• **Aim**: Copy out all lines in the data below containing the string "this".

• **Records for the task**:
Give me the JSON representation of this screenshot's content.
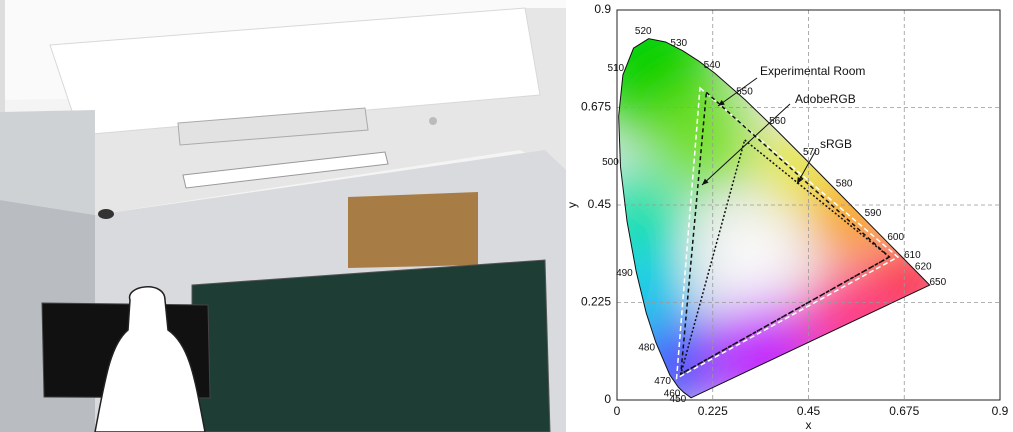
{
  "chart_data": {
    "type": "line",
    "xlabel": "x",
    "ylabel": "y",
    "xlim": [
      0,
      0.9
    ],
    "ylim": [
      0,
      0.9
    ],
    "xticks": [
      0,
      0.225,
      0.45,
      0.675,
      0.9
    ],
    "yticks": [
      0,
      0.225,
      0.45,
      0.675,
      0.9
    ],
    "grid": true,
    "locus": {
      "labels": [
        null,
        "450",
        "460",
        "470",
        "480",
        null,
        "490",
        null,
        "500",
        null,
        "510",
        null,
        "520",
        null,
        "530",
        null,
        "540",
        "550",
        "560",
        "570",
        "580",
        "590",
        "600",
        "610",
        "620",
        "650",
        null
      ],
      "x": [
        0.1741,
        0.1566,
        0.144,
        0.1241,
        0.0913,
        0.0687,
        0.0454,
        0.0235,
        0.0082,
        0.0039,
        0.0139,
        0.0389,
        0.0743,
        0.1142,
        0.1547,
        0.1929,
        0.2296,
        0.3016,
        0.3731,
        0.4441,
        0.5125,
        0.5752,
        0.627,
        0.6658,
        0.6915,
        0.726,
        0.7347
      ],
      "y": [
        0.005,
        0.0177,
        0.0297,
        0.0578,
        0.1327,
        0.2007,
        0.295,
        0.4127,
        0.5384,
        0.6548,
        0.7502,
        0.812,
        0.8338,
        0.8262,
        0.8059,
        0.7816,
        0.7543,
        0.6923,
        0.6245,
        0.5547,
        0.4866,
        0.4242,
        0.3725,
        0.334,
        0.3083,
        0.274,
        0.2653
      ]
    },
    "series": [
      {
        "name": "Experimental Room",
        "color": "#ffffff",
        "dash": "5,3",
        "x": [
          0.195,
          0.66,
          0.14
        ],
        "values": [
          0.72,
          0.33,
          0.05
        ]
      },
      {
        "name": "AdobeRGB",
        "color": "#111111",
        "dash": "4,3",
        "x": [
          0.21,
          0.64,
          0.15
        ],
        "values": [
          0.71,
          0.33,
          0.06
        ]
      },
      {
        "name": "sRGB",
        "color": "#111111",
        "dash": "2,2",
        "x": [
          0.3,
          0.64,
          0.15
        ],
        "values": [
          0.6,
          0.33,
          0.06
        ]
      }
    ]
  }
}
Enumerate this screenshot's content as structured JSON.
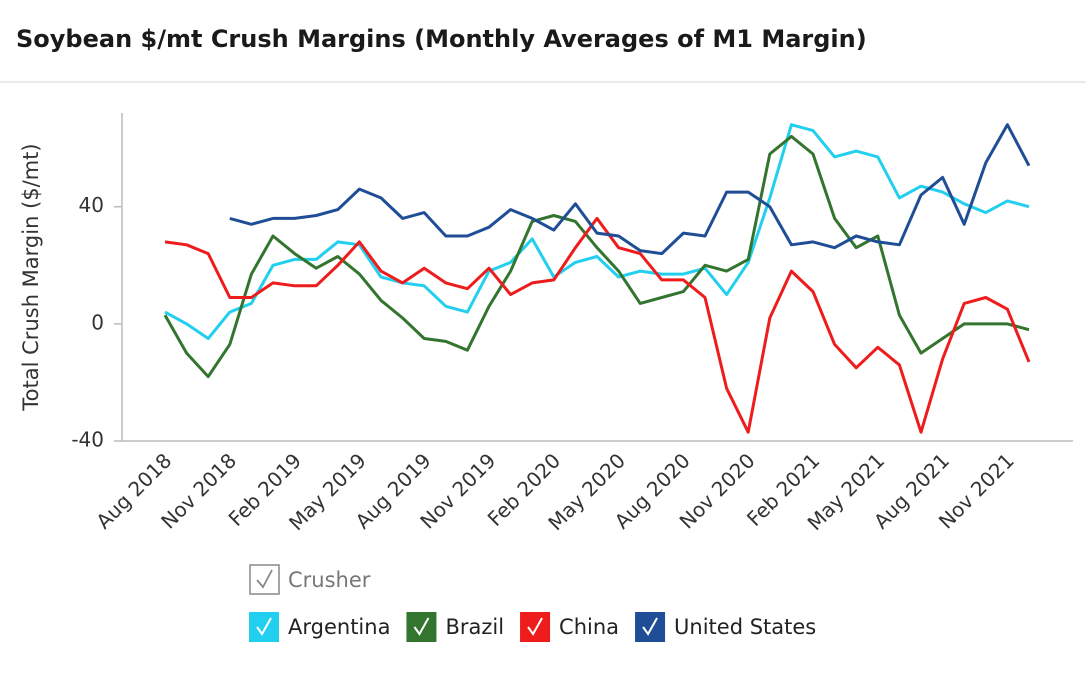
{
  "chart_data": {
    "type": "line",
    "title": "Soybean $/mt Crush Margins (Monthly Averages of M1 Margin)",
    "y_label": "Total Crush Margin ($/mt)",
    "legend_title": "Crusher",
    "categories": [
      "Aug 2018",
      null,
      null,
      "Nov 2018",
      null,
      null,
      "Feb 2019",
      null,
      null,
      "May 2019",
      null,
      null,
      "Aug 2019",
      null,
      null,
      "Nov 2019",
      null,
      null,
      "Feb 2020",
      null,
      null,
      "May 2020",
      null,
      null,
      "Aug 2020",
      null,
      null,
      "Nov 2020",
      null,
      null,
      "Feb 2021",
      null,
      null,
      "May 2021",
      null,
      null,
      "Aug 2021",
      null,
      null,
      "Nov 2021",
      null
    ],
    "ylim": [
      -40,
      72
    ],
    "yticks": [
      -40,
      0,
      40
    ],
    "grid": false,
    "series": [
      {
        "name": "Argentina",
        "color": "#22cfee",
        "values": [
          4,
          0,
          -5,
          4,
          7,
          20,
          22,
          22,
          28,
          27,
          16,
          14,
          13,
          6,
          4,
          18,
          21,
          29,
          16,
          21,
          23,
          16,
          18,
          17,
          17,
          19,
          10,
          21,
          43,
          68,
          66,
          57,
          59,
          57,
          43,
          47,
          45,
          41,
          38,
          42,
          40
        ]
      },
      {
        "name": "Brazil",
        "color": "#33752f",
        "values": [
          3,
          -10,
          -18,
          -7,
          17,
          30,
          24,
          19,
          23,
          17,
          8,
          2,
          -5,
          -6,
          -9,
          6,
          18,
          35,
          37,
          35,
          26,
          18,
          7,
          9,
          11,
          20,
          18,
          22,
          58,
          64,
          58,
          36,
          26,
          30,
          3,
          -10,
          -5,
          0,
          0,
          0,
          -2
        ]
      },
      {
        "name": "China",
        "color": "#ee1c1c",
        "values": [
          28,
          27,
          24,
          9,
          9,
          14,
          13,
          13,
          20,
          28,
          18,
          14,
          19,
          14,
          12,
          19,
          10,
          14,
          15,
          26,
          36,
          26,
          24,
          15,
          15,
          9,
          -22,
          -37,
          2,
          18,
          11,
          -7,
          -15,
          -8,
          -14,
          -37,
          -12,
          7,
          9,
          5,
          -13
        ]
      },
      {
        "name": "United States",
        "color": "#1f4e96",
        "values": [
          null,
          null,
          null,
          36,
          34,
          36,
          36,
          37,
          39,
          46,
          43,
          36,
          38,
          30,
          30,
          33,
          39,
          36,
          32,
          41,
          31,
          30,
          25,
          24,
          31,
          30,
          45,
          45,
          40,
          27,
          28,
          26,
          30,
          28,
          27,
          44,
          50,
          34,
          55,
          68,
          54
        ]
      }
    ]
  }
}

• **Task output**:
Give me the JSON representation of this screenshot's content.
Enumerate this screenshot's content as structured JSON.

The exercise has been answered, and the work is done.